Exercise details: Give the number of lines that include the word "this", and nothing else.

Task inputs:
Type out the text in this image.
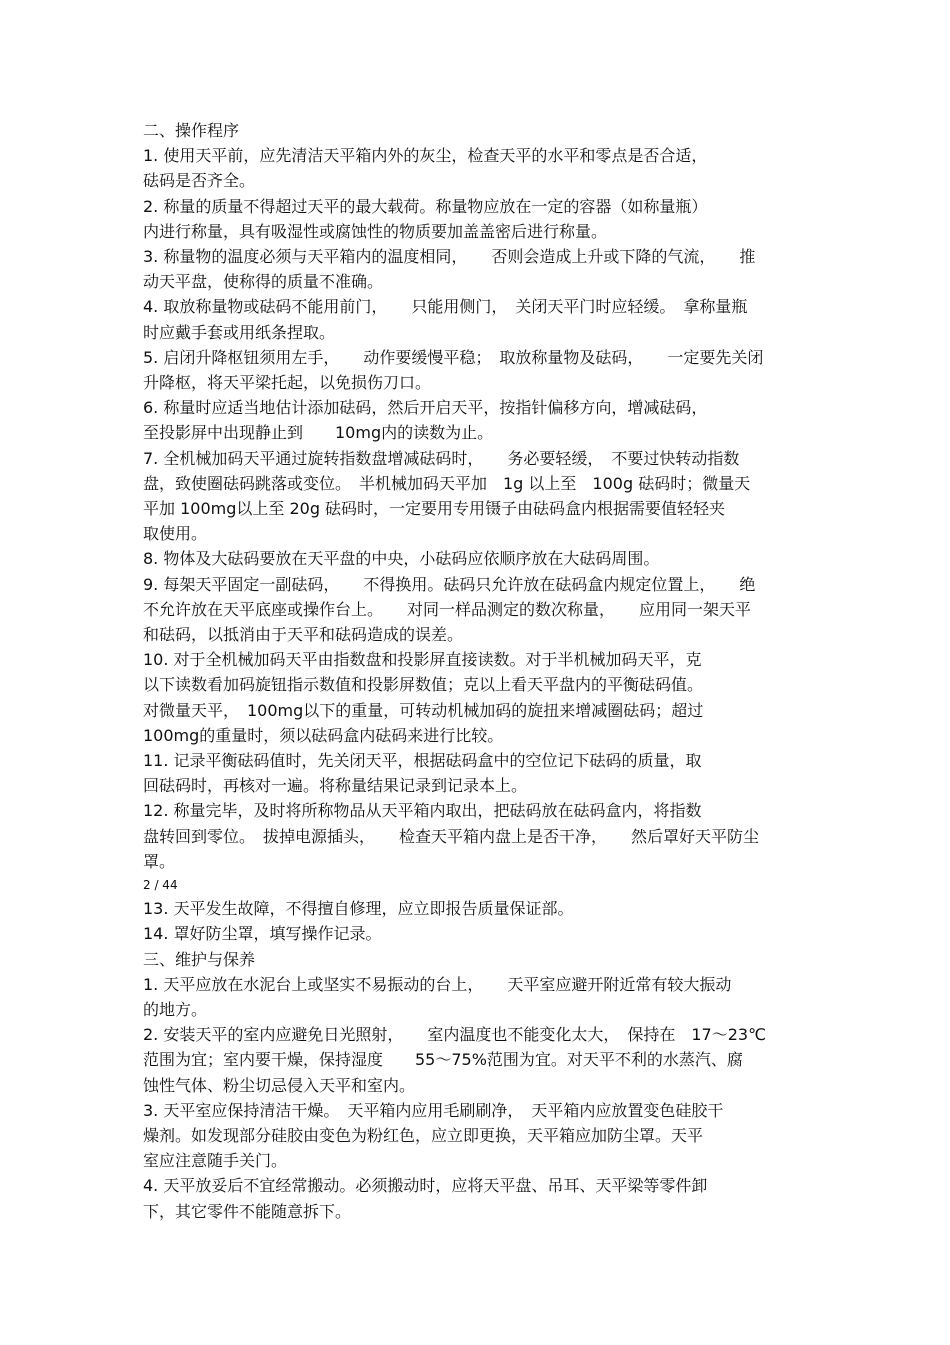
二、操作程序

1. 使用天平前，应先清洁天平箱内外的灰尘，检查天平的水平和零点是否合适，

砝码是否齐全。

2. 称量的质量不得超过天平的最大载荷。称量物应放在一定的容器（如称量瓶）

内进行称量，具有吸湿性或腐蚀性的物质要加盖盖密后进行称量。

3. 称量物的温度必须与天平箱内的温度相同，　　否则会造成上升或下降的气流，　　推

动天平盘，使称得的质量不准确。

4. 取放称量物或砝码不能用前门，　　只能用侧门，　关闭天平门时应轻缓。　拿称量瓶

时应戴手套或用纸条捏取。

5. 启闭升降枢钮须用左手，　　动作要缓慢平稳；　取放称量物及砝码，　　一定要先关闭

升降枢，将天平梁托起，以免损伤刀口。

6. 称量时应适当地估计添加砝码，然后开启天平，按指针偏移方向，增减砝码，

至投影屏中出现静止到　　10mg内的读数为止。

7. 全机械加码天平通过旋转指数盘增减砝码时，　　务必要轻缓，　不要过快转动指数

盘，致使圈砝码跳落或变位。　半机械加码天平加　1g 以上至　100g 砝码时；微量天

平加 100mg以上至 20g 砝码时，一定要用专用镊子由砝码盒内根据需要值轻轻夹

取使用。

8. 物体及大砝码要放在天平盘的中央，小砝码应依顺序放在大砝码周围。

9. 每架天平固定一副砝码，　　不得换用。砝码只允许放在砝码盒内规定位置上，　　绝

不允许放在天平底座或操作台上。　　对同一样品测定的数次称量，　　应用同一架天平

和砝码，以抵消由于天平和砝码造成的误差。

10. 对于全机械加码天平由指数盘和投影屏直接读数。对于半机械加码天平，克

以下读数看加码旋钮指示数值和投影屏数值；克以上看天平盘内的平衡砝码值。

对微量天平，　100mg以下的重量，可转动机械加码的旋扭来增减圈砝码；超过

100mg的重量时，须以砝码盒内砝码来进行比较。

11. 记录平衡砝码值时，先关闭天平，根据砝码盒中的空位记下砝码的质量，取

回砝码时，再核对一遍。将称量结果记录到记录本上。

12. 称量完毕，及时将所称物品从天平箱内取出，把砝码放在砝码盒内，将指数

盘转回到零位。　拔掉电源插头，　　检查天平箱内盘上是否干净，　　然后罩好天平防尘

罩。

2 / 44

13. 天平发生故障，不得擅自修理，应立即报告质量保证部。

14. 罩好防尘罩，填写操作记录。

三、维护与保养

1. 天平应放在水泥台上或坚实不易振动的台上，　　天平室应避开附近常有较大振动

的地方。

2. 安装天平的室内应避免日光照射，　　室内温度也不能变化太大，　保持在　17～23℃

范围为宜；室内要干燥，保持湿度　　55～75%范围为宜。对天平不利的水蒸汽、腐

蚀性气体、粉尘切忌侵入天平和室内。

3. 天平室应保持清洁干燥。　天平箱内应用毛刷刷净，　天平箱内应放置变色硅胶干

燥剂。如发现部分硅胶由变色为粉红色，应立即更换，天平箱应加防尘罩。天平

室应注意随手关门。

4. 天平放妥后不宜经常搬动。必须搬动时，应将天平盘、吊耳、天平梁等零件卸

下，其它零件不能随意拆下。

---

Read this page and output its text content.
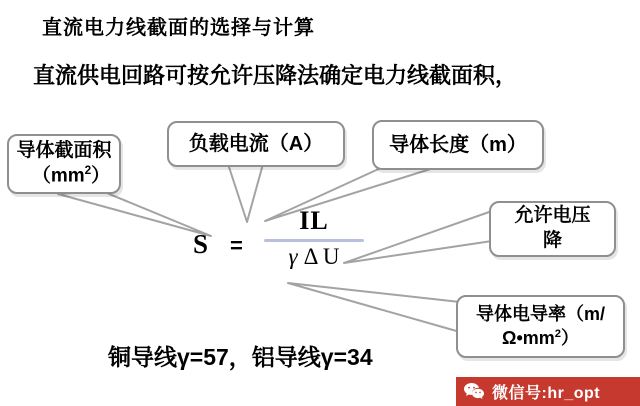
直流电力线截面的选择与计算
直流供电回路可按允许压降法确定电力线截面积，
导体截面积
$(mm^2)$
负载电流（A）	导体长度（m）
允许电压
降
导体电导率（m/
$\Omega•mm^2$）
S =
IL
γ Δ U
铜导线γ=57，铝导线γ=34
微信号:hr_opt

Finished exercise: 2